WHAT IS REQUIRED ▸ Copy the lines below as they are; omit the images they contain.

EXERCISE INPUTS ▸

......

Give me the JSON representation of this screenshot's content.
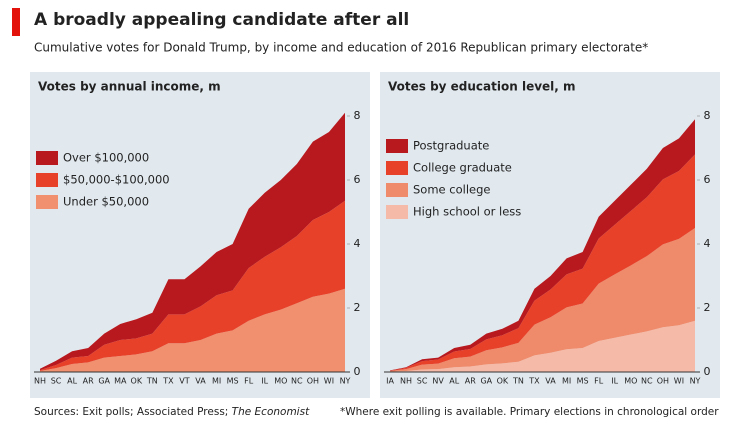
{
  "title": "A broadly appealing candidate after all",
  "subtitle": "Cumulative votes for Donald Trump, by income and education of 2016 Republican primary electorate*",
  "source": "Sources: Exit polls; Associated Press; ",
  "source_publication": "The Economist",
  "note": "*Where exit polling is available. Primary elections in chronological order",
  "chart_data": [
    {
      "type": "stacked_area",
      "title": "Votes by annual income, m",
      "categories": [
        "NH",
        "SC",
        "AL",
        "AR",
        "GA",
        "MA",
        "OK",
        "TN",
        "TX",
        "VT",
        "VA",
        "MI",
        "MS",
        "FL",
        "IL",
        "MO",
        "NC",
        "OH",
        "WI",
        "NY"
      ],
      "series": [
        {
          "name": "Under $50,000",
          "color": "#f0906e",
          "values": [
            0.03,
            0.12,
            0.25,
            0.3,
            0.45,
            0.5,
            0.55,
            0.65,
            0.9,
            0.9,
            1.0,
            1.2,
            1.3,
            1.6,
            1.8,
            1.95,
            2.15,
            2.35,
            2.45,
            2.6
          ]
        },
        {
          "name": "$50,000-$100,000",
          "color": "#e8412a",
          "values": [
            0.03,
            0.1,
            0.2,
            0.2,
            0.4,
            0.5,
            0.5,
            0.55,
            0.9,
            0.9,
            1.05,
            1.2,
            1.25,
            1.65,
            1.8,
            1.95,
            2.1,
            2.4,
            2.55,
            2.75
          ]
        },
        {
          "name": "Over $100,000",
          "color": "#b8191e",
          "values": [
            0.04,
            0.13,
            0.2,
            0.25,
            0.35,
            0.5,
            0.6,
            0.65,
            1.1,
            1.1,
            1.25,
            1.35,
            1.45,
            1.85,
            2.0,
            2.1,
            2.25,
            2.45,
            2.5,
            2.75
          ]
        }
      ],
      "ylim": [
        0,
        8
      ],
      "yticks": [
        0,
        2,
        4,
        6,
        8
      ],
      "grid": false
    },
    {
      "type": "stacked_area",
      "title": "Votes by education level, m",
      "categories": [
        "IA",
        "NH",
        "SC",
        "NV",
        "AL",
        "AR",
        "GA",
        "OK",
        "TN",
        "TX",
        "VA",
        "MI",
        "MS",
        "FL",
        "IL",
        "MO",
        "NC",
        "OH",
        "WI",
        "NY"
      ],
      "series": [
        {
          "name": "High school or less",
          "color": "#f6bba8",
          "values": [
            0.01,
            0.03,
            0.08,
            0.09,
            0.15,
            0.17,
            0.24,
            0.27,
            0.32,
            0.52,
            0.6,
            0.71,
            0.75,
            0.97,
            1.07,
            1.17,
            1.27,
            1.4,
            1.46,
            1.6
          ]
        },
        {
          "name": "Some college",
          "color": "#ef8a6a",
          "values": [
            0.02,
            0.06,
            0.15,
            0.17,
            0.28,
            0.31,
            0.44,
            0.5,
            0.59,
            0.96,
            1.11,
            1.31,
            1.39,
            1.79,
            1.98,
            2.16,
            2.35,
            2.59,
            2.7,
            2.9
          ]
        },
        {
          "name": "College graduate",
          "color": "#e8412a",
          "values": [
            0.01,
            0.04,
            0.11,
            0.13,
            0.21,
            0.24,
            0.34,
            0.38,
            0.46,
            0.75,
            0.87,
            1.03,
            1.09,
            1.41,
            1.55,
            1.7,
            1.84,
            2.03,
            2.12,
            2.3
          ]
        },
        {
          "name": "Postgraduate",
          "color": "#b8191e",
          "values": [
            0.01,
            0.02,
            0.06,
            0.06,
            0.11,
            0.13,
            0.18,
            0.2,
            0.23,
            0.37,
            0.42,
            0.5,
            0.52,
            0.68,
            0.75,
            0.82,
            0.89,
            0.98,
            1.02,
            1.1
          ]
        }
      ],
      "ylim": [
        0,
        8
      ],
      "yticks": [
        0,
        2,
        4,
        6,
        8
      ],
      "grid": false
    }
  ]
}
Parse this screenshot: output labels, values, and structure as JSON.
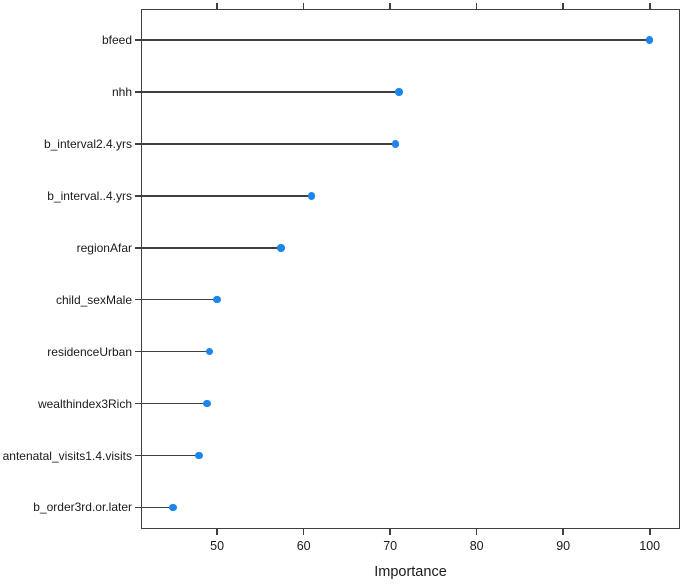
{
  "chart_data": {
    "type": "scatter",
    "variant": "dotplot-variable-importance",
    "title": "",
    "xlabel": "Importance",
    "ylabel": "",
    "categories": [
      "bfeed",
      "nhh",
      "b_interval2.4.yrs",
      "b_interval..4.yrs",
      "regionAfar",
      "child_sexMale",
      "residenceUrban",
      "wealthindex3Rich",
      "antenatal_visits1.4.visits",
      "b_order3rd.or.later"
    ],
    "values": [
      100.0,
      71.0,
      70.6,
      60.9,
      57.4,
      50.0,
      49.1,
      48.8,
      47.9,
      44.9
    ],
    "xticks": [
      50,
      60,
      70,
      80,
      90,
      100
    ],
    "xlim": [
      41.2,
      103.5
    ],
    "grid": false,
    "legend": null,
    "colors": {
      "point": "#1d86ee",
      "line": "#3f3f3f",
      "axis": "#3f3f3f",
      "text": "#1a1a1a"
    }
  }
}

......

EXERCISE RESPONSE ▸
Give me the JSON representation of this screenshot's content.
{
  "title": "A broadly appealing candidate after all",
  "subtitle": "Cumulative votes for Donald Trump, by income and education of 2016 Republican primary electorate*",
  "source": "Sources: Exit polls; Associated Press; ",
  "source_publication": "The Economist",
  "note": "*Where exit polling is available. Primary elections in chronological order",
  "chart_data": [
    {
      "type": "stacked_area",
      "title": "Votes by annual income, m",
      "categories": [
        "NH",
        "SC",
        "AL",
        "AR",
        "GA",
        "MA",
        "OK",
        "TN",
        "TX",
        "VT",
        "VA",
        "MI",
        "MS",
        "FL",
        "IL",
        "MO",
        "NC",
        "OH",
        "WI",
        "NY"
      ],
      "series": [
        {
          "name": "Under $50,000",
          "color": "#f0906e",
          "values": [
            0.03,
            0.12,
            0.25,
            0.3,
            0.45,
            0.5,
            0.55,
            0.65,
            0.9,
            0.9,
            1.0,
            1.2,
            1.3,
            1.6,
            1.8,
            1.95,
            2.15,
            2.35,
            2.45,
            2.6
          ]
        },
        {
          "name": "$50,000-$100,000",
          "color": "#e8412a",
          "values": [
            0.03,
            0.1,
            0.2,
            0.2,
            0.4,
            0.5,
            0.5,
            0.55,
            0.9,
            0.9,
            1.05,
            1.2,
            1.25,
            1.65,
            1.8,
            1.95,
            2.1,
            2.4,
            2.55,
            2.75
          ]
        },
        {
          "name": "Over $100,000",
          "color": "#b8191e",
          "values": [
            0.04,
            0.13,
            0.2,
            0.25,
            0.35,
            0.5,
            0.6,
            0.65,
            1.1,
            1.1,
            1.25,
            1.35,
            1.45,
            1.85,
            2.0,
            2.1,
            2.25,
            2.45,
            2.5,
            2.75
          ]
        }
      ],
      "ylim": [
        0,
        8
      ],
      "yticks": [
        0,
        2,
        4,
        6,
        8
      ],
      "grid": false
    },
    {
      "type": "stacked_area",
      "title": "Votes by education level, m",
      "categories": [
        "IA",
        "NH",
        "SC",
        "NV",
        "AL",
        "AR",
        "GA",
        "OK",
        "TN",
        "TX",
        "VA",
        "MI",
        "MS",
        "FL",
        "IL",
        "MO",
        "NC",
        "OH",
        "WI",
        "NY"
      ],
      "series": [
        {
          "name": "High school or less",
          "color": "#f6bba8",
          "values": [
            0.01,
            0.03,
            0.08,
            0.09,
            0.15,
            0.17,
            0.24,
            0.27,
            0.32,
            0.52,
            0.6,
            0.71,
            0.75,
            0.97,
            1.07,
            1.17,
            1.27,
            1.4,
            1.46,
            1.6
          ]
        },
        {
          "name": "Some college",
          "color": "#ef8a6a",
          "values": [
            0.02,
            0.06,
            0.15,
            0.17,
            0.28,
            0.31,
            0.44,
            0.5,
            0.59,
            0.96,
            1.11,
            1.31,
            1.39,
            1.79,
            1.98,
            2.16,
            2.35,
            2.59,
            2.7,
            2.9
          ]
        },
        {
          "name": "College graduate",
          "color": "#e8412a",
          "values": [
            0.01,
            0.04,
            0.11,
            0.13,
            0.21,
            0.24,
            0.34,
            0.38,
            0.46,
            0.75,
            0.87,
            1.03,
            1.09,
            1.41,
            1.55,
            1.7,
            1.84,
            2.03,
            2.12,
            2.3
          ]
        },
        {
          "name": "Postgraduate",
          "color": "#b8191e",
          "values": [
            0.01,
            0.02,
            0.06,
            0.06,
            0.11,
            0.13,
            0.18,
            0.2,
            0.23,
            0.37,
            0.42,
            0.5,
            0.52,
            0.68,
            0.75,
            0.82,
            0.89,
            0.98,
            1.02,
            1.1
          ]
        }
      ],
      "ylim": [
        0,
        8
      ],
      "yticks": [
        0,
        2,
        4,
        6,
        8
      ],
      "grid": false
    }
  ]
}
Parse this screenshot: output labels, values, and structure as JSON.
{
  "chart_data": {
    "type": "scatter",
    "variant": "dotplot-variable-importance",
    "title": "",
    "xlabel": "Importance",
    "ylabel": "",
    "categories": [
      "bfeed",
      "nhh",
      "b_interval2.4.yrs",
      "b_interval..4.yrs",
      "regionAfar",
      "child_sexMale",
      "residenceUrban",
      "wealthindex3Rich",
      "antenatal_visits1.4.visits",
      "b_order3rd.or.later"
    ],
    "values": [
      100.0,
      71.0,
      70.6,
      60.9,
      57.4,
      50.0,
      49.1,
      48.8,
      47.9,
      44.9
    ],
    "xticks": [
      50,
      60,
      70,
      80,
      90,
      100
    ],
    "xlim": [
      41.2,
      103.5
    ],
    "grid": false,
    "legend": null,
    "colors": {
      "point": "#1d86ee",
      "line": "#3f3f3f",
      "axis": "#3f3f3f",
      "text": "#1a1a1a"
    }
  }
}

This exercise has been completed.